Entries supplied:
--- --- ---
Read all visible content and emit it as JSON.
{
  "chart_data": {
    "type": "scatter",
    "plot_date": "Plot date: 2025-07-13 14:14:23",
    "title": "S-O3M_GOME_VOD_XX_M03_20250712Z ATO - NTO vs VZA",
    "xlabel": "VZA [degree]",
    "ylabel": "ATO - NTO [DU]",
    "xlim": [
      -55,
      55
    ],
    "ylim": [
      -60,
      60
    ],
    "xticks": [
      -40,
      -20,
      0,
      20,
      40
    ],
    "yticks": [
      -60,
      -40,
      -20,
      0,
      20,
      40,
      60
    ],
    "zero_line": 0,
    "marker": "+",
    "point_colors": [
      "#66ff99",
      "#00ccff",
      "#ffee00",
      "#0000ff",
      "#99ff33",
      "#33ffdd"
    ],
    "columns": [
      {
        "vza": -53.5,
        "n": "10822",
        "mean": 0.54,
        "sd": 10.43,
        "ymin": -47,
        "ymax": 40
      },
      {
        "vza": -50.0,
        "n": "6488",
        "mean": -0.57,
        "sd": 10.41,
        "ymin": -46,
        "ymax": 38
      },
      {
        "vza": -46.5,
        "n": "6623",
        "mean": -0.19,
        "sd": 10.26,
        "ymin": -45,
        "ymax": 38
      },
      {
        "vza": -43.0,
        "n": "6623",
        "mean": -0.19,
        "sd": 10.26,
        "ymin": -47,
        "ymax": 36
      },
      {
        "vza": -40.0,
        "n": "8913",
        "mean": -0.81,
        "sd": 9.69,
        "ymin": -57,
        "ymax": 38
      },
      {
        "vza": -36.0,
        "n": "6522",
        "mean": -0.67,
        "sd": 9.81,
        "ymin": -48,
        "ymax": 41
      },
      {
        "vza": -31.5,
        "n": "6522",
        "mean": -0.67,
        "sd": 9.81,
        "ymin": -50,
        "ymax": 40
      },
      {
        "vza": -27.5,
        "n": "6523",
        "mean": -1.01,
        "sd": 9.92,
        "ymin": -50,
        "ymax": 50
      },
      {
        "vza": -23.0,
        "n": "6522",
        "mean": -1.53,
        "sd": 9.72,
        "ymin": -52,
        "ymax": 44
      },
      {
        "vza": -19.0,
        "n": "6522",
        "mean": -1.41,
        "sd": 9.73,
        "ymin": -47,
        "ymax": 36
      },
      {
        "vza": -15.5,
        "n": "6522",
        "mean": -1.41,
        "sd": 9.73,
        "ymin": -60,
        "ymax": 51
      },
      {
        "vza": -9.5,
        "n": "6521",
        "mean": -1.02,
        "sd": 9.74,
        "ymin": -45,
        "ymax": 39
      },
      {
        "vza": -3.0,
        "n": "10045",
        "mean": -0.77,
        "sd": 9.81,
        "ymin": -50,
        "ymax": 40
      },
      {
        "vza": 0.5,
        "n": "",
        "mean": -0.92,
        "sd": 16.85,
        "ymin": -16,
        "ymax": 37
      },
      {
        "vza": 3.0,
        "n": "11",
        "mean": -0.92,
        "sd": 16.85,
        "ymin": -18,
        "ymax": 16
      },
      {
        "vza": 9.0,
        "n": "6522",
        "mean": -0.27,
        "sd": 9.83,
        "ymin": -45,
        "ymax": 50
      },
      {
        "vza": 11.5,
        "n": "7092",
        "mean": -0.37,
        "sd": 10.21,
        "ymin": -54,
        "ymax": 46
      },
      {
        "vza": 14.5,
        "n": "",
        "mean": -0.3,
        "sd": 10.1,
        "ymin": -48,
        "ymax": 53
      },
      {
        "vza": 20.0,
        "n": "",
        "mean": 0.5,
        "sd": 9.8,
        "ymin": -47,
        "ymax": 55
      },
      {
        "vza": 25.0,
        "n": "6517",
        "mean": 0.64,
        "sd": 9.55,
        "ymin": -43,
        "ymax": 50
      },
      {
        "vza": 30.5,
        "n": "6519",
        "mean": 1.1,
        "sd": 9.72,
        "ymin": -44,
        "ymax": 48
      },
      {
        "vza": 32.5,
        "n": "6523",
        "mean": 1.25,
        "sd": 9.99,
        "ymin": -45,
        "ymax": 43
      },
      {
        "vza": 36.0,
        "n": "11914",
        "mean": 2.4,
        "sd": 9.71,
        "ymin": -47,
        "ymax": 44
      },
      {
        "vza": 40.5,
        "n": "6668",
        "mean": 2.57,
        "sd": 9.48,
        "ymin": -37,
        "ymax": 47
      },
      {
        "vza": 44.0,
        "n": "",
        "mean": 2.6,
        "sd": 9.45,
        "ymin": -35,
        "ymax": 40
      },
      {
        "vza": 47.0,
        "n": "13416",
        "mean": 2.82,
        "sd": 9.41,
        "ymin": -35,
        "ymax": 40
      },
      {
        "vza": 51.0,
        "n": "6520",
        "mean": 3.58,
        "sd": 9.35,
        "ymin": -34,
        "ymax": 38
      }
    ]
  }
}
--- --- ---
Exercise description: Take the listing above and write it out again exactly.

Exercise solution:
Read all visible content and emit it as JSON.
{
  "chart_data": {
    "type": "scatter",
    "plot_date": "Plot date: 2025-07-13 14:14:23",
    "title": "S-O3M_GOME_VOD_XX_M03_20250712Z ATO - NTO vs VZA",
    "xlabel": "VZA [degree]",
    "ylabel": "ATO - NTO [DU]",
    "xlim": [
      -55,
      55
    ],
    "ylim": [
      -60,
      60
    ],
    "xticks": [
      -40,
      -20,
      0,
      20,
      40
    ],
    "yticks": [
      -60,
      -40,
      -20,
      0,
      20,
      40,
      60
    ],
    "zero_line": 0,
    "marker": "+",
    "point_colors": [
      "#66ff99",
      "#00ccff",
      "#ffee00",
      "#0000ff",
      "#99ff33",
      "#33ffdd"
    ],
    "columns": [
      {
        "vza": -53.5,
        "n": "10822",
        "mean": 0.54,
        "sd": 10.43,
        "ymin": -47,
        "ymax": 40
      },
      {
        "vza": -50.0,
        "n": "6488",
        "mean": -0.57,
        "sd": 10.41,
        "ymin": -46,
        "ymax": 38
      },
      {
        "vza": -46.5,
        "n": "6623",
        "mean": -0.19,
        "sd": 10.26,
        "ymin": -45,
        "ymax": 38
      },
      {
        "vza": -43.0,
        "n": "6623",
        "mean": -0.19,
        "sd": 10.26,
        "ymin": -47,
        "ymax": 36
      },
      {
        "vza": -40.0,
        "n": "8913",
        "mean": -0.81,
        "sd": 9.69,
        "ymin": -57,
        "ymax": 38
      },
      {
        "vza": -36.0,
        "n": "6522",
        "mean": -0.67,
        "sd": 9.81,
        "ymin": -48,
        "ymax": 41
      },
      {
        "vza": -31.5,
        "n": "6522",
        "mean": -0.67,
        "sd": 9.81,
        "ymin": -50,
        "ymax": 40
      },
      {
        "vza": -27.5,
        "n": "6523",
        "mean": -1.01,
        "sd": 9.92,
        "ymin": -50,
        "ymax": 50
      },
      {
        "vza": -23.0,
        "n": "6522",
        "mean": -1.53,
        "sd": 9.72,
        "ymin": -52,
        "ymax": 44
      },
      {
        "vza": -19.0,
        "n": "6522",
        "mean": -1.41,
        "sd": 9.73,
        "ymin": -47,
        "ymax": 36
      },
      {
        "vza": -15.5,
        "n": "6522",
        "mean": -1.41,
        "sd": 9.73,
        "ymin": -60,
        "ymax": 51
      },
      {
        "vza": -9.5,
        "n": "6521",
        "mean": -1.02,
        "sd": 9.74,
        "ymin": -45,
        "ymax": 39
      },
      {
        "vza": -3.0,
        "n": "10045",
        "mean": -0.77,
        "sd": 9.81,
        "ymin": -50,
        "ymax": 40
      },
      {
        "vza": 0.5,
        "n": "",
        "mean": -0.92,
        "sd": 16.85,
        "ymin": -16,
        "ymax": 37
      },
      {
        "vza": 3.0,
        "n": "11",
        "mean": -0.92,
        "sd": 16.85,
        "ymin": -18,
        "ymax": 16
      },
      {
        "vza": 9.0,
        "n": "6522",
        "mean": -0.27,
        "sd": 9.83,
        "ymin": -45,
        "ymax": 50
      },
      {
        "vza": 11.5,
        "n": "7092",
        "mean": -0.37,
        "sd": 10.21,
        "ymin": -54,
        "ymax": 46
      },
      {
        "vza": 14.5,
        "n": "",
        "mean": -0.3,
        "sd": 10.1,
        "ymin": -48,
        "ymax": 53
      },
      {
        "vza": 20.0,
        "n": "",
        "mean": 0.5,
        "sd": 9.8,
        "ymin": -47,
        "ymax": 55
      },
      {
        "vza": 25.0,
        "n": "6517",
        "mean": 0.64,
        "sd": 9.55,
        "ymin": -43,
        "ymax": 50
      },
      {
        "vza": 30.5,
        "n": "6519",
        "mean": 1.1,
        "sd": 9.72,
        "ymin": -44,
        "ymax": 48
      },
      {
        "vza": 32.5,
        "n": "6523",
        "mean": 1.25,
        "sd": 9.99,
        "ymin": -45,
        "ymax": 43
      },
      {
        "vza": 36.0,
        "n": "11914",
        "mean": 2.4,
        "sd": 9.71,
        "ymin": -47,
        "ymax": 44
      },
      {
        "vza": 40.5,
        "n": "6668",
        "mean": 2.57,
        "sd": 9.48,
        "ymin": -37,
        "ymax": 47
      },
      {
        "vza": 44.0,
        "n": "",
        "mean": 2.6,
        "sd": 9.45,
        "ymin": -35,
        "ymax": 40
      },
      {
        "vza": 47.0,
        "n": "13416",
        "mean": 2.82,
        "sd": 9.41,
        "ymin": -35,
        "ymax": 40
      },
      {
        "vza": 51.0,
        "n": "6520",
        "mean": 3.58,
        "sd": 9.35,
        "ymin": -34,
        "ymax": 38
      }
    ]
  }
}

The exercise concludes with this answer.